■ DATASET

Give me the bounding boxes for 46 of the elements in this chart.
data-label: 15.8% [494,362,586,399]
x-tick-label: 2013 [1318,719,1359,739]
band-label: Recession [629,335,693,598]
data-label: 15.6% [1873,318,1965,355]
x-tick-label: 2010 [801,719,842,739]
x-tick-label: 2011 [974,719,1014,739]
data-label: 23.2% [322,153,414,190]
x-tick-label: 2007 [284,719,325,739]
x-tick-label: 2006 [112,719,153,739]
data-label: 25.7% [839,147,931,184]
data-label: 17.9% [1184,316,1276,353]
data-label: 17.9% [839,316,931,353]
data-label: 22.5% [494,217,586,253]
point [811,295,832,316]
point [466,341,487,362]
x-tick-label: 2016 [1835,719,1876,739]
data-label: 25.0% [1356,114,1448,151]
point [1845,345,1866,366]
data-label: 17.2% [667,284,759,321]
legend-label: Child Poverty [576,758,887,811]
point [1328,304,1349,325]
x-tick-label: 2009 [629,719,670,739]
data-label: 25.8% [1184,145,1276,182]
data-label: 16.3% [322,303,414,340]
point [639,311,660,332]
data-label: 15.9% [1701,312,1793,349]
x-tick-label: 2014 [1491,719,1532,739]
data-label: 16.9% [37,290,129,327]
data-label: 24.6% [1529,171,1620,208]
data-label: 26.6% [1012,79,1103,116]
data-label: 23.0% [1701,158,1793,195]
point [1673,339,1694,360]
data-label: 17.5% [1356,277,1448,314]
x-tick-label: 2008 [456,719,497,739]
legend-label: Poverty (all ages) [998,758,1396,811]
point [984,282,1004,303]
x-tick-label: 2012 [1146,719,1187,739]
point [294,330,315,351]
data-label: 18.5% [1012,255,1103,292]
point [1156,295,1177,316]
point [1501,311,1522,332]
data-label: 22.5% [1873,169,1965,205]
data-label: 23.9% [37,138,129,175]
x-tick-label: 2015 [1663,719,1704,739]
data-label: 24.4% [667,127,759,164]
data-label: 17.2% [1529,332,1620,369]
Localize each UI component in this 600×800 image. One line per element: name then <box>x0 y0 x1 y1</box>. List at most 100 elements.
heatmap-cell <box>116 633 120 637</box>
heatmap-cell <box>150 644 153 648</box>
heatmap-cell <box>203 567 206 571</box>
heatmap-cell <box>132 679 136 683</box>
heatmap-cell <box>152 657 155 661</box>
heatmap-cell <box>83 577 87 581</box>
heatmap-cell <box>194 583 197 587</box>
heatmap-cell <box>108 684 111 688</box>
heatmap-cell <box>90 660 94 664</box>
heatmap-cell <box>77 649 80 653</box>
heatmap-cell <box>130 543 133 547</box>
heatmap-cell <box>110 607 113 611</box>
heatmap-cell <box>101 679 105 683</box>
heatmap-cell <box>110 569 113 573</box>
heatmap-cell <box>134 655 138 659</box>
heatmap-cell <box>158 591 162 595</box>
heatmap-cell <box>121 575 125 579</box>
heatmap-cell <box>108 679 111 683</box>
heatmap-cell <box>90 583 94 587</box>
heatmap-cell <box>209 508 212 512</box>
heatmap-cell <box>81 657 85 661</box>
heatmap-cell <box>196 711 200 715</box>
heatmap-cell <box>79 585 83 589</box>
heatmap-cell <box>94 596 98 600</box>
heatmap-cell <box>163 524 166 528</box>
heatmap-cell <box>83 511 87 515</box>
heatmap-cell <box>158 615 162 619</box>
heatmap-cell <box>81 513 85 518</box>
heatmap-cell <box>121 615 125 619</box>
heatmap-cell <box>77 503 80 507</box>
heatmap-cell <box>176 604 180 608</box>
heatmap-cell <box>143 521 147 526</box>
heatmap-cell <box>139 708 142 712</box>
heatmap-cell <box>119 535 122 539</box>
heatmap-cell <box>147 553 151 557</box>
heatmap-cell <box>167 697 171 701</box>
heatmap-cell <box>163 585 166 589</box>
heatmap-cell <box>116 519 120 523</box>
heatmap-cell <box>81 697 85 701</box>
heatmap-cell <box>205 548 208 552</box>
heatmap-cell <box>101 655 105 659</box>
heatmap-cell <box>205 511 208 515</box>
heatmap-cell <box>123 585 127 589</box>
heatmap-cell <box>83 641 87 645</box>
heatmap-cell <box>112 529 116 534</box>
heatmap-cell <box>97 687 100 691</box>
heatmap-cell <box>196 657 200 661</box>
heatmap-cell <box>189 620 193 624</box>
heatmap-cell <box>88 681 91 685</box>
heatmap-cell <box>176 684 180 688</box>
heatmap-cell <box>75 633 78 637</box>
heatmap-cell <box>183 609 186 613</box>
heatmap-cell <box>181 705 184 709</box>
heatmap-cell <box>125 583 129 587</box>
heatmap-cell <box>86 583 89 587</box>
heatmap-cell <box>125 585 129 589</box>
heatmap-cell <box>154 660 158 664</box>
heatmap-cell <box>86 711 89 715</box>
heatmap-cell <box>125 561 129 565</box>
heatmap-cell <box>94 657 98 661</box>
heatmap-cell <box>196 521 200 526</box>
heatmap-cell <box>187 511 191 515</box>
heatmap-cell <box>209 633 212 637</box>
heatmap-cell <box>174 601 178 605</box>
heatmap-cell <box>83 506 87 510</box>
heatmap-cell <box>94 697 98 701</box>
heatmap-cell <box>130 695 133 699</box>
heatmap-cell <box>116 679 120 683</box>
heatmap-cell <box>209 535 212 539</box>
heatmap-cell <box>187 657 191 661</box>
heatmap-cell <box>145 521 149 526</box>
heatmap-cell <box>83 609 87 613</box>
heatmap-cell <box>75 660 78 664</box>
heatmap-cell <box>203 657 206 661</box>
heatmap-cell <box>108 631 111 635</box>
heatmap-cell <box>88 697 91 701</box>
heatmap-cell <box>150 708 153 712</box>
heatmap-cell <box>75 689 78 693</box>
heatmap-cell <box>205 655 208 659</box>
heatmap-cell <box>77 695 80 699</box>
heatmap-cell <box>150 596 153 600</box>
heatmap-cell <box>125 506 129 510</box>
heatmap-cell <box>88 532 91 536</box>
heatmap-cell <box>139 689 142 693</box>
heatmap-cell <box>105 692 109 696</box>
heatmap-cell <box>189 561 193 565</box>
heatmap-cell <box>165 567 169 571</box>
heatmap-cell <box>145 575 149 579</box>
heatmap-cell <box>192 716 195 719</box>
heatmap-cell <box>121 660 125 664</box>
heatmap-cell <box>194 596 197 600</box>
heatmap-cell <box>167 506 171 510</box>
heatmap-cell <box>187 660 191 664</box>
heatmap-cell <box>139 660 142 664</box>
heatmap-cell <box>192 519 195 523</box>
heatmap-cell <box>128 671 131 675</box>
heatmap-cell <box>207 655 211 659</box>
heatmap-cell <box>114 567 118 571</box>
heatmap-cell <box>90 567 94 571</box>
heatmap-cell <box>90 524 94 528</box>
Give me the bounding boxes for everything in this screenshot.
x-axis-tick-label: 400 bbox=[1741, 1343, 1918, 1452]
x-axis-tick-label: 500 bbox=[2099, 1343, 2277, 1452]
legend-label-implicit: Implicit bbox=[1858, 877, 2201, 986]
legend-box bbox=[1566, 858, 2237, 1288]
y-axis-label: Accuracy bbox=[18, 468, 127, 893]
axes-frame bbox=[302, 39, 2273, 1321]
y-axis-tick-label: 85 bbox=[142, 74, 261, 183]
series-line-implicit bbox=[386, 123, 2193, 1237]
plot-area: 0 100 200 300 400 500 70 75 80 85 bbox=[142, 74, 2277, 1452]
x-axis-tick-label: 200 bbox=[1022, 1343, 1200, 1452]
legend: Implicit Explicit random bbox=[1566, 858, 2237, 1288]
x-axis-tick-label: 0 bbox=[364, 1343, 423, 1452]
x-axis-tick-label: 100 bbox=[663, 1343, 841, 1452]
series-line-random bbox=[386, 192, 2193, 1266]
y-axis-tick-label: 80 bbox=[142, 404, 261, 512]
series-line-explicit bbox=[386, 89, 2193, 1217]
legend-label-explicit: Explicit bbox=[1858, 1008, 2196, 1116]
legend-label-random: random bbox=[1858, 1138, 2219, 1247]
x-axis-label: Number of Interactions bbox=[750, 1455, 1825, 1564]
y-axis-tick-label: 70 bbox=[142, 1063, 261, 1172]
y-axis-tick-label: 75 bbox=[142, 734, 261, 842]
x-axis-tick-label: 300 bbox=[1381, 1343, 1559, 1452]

■ EXERCISE PROMPT
Return the listing word for word, beginning at its first line and stopping after the line that contains "data-label: 15.9% [1701,312,1793,349]".

■ RESPONSE TO THIS EXERCISE
Give me the bounding boxes for 46 of the elements in this chart.
data-label: 15.8% [494,362,586,399]
x-tick-label: 2013 [1318,719,1359,739]
band-label: Recession [629,335,693,598]
data-label: 15.6% [1873,318,1965,355]
x-tick-label: 2010 [801,719,842,739]
x-tick-label: 2011 [974,719,1014,739]
data-label: 23.2% [322,153,414,190]
x-tick-label: 2007 [284,719,325,739]
x-tick-label: 2006 [112,719,153,739]
data-label: 25.7% [839,147,931,184]
data-label: 17.9% [1184,316,1276,353]
data-label: 17.9% [839,316,931,353]
data-label: 22.5% [494,217,586,253]
point [811,295,832,316]
point [466,341,487,362]
x-tick-label: 2016 [1835,719,1876,739]
data-label: 25.0% [1356,114,1448,151]
point [1845,345,1866,366]
data-label: 17.2% [667,284,759,321]
legend-label: Child Poverty [576,758,887,811]
point [1328,304,1349,325]
x-tick-label: 2009 [629,719,670,739]
data-label: 25.8% [1184,145,1276,182]
data-label: 16.3% [322,303,414,340]
point [639,311,660,332]
data-label: 15.9% [1701,312,1793,349]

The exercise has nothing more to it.